### Figure data in JSON
<<<<
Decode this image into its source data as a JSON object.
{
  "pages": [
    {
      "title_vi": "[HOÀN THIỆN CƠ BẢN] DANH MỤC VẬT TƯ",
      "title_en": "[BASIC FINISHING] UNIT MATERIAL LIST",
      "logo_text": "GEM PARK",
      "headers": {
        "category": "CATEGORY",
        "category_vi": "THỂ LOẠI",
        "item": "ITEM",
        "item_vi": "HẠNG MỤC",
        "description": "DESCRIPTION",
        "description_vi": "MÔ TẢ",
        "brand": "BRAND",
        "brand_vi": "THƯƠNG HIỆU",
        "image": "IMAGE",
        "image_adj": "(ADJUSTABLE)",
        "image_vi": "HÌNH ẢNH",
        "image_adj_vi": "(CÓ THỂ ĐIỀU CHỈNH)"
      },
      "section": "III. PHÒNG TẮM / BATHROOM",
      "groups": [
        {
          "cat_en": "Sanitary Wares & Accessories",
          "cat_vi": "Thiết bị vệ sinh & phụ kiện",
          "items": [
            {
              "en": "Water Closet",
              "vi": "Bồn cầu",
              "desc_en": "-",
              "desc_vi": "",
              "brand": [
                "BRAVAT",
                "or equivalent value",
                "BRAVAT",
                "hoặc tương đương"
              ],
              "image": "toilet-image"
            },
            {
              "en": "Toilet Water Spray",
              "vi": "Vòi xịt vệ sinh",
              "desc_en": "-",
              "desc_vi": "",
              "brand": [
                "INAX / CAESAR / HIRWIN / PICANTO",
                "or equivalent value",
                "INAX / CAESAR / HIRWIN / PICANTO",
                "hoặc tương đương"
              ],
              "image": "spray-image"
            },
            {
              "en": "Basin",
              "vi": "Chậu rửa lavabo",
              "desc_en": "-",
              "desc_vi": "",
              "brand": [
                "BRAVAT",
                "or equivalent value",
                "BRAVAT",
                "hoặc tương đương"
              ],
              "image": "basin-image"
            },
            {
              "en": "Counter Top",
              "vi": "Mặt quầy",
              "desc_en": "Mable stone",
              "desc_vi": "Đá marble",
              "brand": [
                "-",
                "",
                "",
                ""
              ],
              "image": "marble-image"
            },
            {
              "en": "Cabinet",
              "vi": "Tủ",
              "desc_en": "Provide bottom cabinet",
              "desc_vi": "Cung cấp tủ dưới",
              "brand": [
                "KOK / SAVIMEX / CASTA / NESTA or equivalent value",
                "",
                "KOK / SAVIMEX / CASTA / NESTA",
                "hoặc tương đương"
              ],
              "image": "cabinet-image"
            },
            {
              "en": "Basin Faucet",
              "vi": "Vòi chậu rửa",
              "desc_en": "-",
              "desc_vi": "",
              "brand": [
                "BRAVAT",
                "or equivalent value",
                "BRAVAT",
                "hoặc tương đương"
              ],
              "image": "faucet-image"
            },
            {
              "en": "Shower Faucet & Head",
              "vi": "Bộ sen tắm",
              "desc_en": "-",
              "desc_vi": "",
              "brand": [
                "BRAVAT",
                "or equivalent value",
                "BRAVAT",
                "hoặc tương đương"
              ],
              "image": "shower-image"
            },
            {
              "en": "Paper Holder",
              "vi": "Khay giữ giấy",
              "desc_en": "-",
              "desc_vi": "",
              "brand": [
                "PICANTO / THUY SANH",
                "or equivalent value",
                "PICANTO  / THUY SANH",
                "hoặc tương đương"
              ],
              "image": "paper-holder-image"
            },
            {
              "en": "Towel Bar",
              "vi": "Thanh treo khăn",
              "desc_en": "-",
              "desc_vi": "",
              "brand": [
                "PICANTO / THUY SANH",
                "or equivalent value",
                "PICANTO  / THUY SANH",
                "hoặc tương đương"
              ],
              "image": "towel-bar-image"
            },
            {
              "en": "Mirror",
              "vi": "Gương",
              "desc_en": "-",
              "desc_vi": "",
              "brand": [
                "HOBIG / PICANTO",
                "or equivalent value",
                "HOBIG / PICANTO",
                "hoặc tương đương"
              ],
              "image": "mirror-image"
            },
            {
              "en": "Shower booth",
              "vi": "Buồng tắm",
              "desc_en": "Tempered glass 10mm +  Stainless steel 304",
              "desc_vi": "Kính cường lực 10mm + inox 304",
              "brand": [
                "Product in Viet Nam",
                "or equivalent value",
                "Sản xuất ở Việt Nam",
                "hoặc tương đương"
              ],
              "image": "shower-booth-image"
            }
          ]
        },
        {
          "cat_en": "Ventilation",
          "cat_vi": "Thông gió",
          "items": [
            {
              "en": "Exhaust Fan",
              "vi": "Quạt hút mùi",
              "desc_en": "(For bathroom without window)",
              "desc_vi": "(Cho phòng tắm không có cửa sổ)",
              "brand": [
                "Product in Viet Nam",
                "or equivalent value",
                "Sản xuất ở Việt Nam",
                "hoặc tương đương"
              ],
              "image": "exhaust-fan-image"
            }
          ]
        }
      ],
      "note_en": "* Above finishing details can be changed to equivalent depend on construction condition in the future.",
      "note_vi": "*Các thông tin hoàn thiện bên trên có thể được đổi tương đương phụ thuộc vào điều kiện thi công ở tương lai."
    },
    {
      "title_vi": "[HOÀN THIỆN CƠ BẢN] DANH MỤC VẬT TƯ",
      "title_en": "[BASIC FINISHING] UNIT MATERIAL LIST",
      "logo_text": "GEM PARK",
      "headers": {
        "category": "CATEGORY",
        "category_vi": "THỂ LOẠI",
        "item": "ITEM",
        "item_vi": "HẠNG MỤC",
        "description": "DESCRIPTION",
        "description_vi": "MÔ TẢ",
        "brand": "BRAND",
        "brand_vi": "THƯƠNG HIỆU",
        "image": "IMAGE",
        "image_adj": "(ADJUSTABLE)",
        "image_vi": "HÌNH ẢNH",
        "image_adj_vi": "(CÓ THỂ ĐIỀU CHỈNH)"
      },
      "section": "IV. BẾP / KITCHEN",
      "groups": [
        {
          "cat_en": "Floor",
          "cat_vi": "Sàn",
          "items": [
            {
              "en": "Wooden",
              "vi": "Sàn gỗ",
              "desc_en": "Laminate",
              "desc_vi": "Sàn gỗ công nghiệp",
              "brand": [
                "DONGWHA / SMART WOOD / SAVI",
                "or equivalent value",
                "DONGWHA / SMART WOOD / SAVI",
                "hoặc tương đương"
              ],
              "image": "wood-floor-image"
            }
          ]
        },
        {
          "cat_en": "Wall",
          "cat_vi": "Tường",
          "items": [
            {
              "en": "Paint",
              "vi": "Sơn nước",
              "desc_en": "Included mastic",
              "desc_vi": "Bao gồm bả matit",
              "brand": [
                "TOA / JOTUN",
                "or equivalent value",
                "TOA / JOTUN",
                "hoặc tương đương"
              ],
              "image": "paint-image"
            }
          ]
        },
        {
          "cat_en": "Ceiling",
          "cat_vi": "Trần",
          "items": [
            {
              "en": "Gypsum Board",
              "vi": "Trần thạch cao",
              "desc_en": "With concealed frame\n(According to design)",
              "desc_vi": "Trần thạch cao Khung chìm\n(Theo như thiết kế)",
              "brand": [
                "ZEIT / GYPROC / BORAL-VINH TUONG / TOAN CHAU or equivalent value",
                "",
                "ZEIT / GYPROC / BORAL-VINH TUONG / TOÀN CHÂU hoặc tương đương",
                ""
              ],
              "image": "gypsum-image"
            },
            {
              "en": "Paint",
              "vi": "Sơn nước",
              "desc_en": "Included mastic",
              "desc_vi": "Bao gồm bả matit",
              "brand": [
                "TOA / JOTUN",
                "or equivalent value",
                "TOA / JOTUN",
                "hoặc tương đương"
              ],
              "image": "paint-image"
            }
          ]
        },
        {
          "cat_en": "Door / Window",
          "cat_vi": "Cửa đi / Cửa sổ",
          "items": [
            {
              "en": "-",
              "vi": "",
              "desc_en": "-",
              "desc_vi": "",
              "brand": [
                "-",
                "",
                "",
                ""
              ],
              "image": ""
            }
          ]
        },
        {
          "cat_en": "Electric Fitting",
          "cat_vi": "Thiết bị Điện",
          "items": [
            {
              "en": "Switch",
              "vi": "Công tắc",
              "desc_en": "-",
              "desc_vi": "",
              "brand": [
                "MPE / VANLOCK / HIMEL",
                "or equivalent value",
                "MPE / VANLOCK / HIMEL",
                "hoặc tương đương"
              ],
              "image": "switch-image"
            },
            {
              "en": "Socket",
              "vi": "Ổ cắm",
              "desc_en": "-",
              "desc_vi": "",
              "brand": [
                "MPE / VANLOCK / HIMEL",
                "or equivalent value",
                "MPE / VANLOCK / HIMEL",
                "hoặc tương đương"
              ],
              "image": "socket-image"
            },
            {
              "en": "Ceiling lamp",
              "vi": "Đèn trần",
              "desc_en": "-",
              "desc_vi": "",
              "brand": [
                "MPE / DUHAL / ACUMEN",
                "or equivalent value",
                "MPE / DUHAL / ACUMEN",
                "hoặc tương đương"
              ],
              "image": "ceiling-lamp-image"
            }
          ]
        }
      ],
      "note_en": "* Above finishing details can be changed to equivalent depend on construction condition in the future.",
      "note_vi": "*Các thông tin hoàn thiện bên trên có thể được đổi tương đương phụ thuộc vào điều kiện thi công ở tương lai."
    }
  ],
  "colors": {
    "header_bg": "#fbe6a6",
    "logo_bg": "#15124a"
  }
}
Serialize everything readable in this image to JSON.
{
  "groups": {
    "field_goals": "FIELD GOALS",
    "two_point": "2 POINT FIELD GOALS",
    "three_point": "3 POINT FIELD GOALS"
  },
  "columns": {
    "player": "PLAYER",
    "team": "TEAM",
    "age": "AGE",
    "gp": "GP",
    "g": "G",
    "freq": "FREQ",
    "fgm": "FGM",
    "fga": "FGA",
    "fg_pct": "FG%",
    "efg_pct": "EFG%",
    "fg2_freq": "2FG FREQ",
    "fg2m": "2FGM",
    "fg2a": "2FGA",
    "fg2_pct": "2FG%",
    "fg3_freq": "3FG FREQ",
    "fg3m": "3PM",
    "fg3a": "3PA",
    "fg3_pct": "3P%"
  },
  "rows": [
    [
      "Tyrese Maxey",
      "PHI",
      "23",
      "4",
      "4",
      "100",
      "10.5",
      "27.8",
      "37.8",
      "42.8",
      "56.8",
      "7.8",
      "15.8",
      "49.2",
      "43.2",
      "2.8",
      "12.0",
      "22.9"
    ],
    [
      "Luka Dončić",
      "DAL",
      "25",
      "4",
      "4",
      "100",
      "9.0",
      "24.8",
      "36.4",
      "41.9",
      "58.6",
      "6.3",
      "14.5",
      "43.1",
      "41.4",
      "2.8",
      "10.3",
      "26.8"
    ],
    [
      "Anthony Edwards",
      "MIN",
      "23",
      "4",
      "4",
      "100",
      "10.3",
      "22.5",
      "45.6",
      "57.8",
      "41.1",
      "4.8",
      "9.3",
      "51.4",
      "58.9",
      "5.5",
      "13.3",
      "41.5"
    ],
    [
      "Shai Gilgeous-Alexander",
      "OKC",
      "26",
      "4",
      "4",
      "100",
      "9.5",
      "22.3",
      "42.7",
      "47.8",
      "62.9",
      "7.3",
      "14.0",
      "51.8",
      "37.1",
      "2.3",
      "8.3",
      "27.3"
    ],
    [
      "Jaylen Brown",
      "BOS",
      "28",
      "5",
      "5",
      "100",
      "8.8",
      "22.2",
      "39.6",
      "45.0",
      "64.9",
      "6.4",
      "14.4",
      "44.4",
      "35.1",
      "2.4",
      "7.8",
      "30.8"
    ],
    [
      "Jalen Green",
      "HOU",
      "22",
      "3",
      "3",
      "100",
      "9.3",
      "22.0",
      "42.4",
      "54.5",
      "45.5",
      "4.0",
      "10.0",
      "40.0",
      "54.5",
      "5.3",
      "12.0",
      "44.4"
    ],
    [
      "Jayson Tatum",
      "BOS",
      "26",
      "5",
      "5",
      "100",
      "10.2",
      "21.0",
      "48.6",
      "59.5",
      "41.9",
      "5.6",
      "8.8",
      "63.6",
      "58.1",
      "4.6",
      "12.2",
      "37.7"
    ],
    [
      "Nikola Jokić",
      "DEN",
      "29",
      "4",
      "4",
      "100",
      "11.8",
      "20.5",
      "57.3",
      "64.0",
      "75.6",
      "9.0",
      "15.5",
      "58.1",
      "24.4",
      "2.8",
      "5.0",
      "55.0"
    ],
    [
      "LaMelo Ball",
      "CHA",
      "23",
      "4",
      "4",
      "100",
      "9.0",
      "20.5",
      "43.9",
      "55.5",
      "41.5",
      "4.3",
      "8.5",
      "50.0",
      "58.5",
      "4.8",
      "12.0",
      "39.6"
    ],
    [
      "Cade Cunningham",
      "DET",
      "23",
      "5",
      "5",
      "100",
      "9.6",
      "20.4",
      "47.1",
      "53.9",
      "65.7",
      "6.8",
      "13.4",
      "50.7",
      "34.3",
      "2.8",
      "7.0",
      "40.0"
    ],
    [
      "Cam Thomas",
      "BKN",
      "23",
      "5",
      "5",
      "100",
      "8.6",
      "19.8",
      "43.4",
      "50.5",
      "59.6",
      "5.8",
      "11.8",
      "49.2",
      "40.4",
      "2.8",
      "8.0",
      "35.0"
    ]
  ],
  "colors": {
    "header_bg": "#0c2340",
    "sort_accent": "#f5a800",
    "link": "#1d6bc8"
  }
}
>>>>
### Required task
Return solely the number of lines in the data that include the word "this".

### Reply
2